**STATED PROBLEM:** Copy out the lines from the one containing "Enumerate the UI" up to and including the one containing "test-button[interactable]: Тест <box>36", with no changes and nothing more.

**GIVEN INFORMATION:**

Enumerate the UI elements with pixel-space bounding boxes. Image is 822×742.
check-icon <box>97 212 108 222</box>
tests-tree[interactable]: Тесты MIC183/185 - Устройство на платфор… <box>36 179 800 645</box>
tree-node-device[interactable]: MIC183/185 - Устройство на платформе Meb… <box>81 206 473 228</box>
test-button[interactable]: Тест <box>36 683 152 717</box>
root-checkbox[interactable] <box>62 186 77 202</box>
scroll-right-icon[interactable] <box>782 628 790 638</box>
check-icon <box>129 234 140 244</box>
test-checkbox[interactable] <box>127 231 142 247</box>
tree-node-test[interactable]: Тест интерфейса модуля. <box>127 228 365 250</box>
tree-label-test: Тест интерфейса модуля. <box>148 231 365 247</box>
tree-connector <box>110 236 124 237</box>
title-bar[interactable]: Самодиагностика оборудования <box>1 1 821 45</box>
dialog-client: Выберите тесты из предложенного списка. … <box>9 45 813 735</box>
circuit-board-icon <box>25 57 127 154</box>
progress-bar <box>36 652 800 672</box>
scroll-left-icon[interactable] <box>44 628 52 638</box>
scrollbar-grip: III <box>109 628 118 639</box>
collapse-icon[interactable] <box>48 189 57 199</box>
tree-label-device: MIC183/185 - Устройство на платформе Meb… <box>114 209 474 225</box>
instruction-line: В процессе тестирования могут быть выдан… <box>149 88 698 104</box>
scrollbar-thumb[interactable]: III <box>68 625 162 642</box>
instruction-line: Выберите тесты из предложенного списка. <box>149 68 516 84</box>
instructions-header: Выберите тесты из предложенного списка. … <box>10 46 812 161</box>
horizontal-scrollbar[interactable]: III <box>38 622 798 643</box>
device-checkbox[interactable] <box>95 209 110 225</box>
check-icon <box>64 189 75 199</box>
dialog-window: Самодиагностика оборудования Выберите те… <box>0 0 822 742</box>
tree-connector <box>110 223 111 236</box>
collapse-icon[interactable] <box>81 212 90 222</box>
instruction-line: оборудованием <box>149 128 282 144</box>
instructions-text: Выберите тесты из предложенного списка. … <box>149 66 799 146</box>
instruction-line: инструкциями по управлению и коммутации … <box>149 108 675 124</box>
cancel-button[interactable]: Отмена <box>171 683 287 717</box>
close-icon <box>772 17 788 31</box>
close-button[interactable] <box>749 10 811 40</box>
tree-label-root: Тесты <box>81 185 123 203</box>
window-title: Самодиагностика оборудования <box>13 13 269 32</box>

---

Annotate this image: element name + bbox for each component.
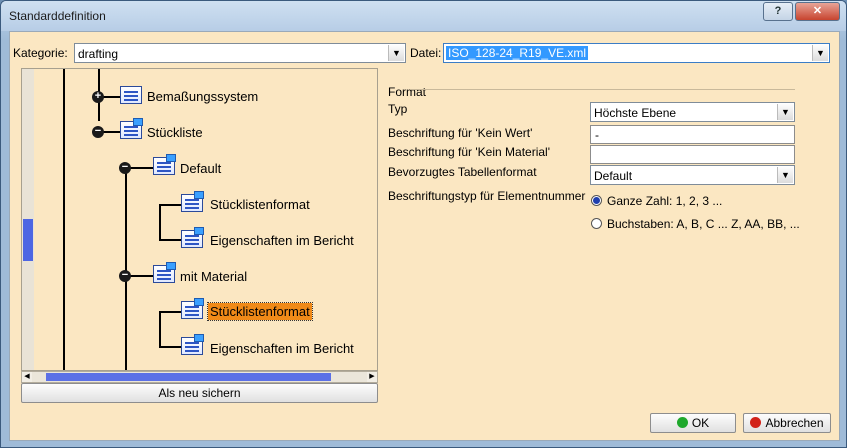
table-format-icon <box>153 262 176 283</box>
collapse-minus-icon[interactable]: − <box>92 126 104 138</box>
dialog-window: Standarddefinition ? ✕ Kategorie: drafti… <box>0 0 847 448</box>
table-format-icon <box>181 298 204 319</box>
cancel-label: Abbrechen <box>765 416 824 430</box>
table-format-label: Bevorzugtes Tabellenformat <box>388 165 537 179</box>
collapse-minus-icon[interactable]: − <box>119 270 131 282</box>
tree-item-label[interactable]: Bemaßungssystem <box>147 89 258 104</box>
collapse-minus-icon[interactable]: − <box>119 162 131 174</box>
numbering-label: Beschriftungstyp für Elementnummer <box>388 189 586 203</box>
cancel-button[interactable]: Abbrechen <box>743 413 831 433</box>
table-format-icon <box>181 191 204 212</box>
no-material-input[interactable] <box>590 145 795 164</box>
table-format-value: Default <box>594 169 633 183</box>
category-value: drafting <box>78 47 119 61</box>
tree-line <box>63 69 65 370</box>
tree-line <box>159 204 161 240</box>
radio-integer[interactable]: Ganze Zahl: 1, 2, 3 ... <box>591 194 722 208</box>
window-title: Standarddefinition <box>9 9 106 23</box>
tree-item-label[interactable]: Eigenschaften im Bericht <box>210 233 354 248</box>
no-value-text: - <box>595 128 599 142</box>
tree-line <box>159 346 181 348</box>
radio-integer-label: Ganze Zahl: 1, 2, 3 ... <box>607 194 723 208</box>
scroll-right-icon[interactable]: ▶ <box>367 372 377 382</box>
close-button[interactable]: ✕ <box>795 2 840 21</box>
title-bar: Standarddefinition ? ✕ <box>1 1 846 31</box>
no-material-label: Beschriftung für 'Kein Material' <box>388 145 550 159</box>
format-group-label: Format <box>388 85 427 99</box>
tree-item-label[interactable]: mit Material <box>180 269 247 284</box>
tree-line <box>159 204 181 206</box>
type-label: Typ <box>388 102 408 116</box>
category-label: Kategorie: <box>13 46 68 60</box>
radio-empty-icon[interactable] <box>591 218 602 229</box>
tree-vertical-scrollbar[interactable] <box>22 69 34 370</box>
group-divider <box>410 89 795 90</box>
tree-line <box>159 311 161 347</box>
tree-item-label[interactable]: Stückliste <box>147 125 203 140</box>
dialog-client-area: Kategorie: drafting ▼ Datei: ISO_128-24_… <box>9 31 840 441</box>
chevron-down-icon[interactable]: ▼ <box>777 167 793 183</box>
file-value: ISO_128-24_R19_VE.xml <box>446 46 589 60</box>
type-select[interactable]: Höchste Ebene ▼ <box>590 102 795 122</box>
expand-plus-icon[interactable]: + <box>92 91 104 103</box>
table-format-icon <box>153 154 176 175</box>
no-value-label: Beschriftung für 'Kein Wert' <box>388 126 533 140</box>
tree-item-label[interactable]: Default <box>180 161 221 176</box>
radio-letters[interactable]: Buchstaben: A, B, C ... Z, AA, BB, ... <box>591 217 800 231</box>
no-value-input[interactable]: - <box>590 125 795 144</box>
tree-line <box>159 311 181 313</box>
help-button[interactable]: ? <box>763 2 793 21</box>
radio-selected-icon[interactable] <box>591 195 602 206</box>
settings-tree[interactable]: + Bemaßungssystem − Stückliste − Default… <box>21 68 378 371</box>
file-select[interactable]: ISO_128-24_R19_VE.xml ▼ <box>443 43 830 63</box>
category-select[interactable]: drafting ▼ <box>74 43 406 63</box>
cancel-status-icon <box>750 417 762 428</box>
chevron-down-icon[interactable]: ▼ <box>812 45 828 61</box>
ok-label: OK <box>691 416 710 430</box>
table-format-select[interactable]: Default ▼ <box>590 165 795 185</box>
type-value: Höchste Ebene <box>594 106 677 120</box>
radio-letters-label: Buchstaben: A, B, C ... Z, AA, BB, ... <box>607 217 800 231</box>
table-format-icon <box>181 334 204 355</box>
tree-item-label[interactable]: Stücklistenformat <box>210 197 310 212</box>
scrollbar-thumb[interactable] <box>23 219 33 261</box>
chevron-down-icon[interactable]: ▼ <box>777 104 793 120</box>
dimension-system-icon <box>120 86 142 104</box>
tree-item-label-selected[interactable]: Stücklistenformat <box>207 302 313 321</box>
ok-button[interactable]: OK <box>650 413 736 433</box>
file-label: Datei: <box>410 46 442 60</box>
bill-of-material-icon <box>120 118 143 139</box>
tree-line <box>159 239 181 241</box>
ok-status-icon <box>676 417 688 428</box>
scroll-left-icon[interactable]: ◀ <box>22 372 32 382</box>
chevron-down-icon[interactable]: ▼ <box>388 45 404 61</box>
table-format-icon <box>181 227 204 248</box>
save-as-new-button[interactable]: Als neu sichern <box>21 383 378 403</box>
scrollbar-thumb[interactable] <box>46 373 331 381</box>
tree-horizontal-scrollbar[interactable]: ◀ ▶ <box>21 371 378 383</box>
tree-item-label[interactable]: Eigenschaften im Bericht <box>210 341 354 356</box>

**FULL ANSWER:**
Enumerate the UI elements with pixel-space bounding boxes. Image is 822×742.
check-icon <box>97 212 108 222</box>
tests-tree[interactable]: Тесты MIC183/185 - Устройство на платфор… <box>36 179 800 645</box>
tree-node-device[interactable]: MIC183/185 - Устройство на платформе Meb… <box>81 206 473 228</box>
test-button[interactable]: Тест <box>36 683 152 717</box>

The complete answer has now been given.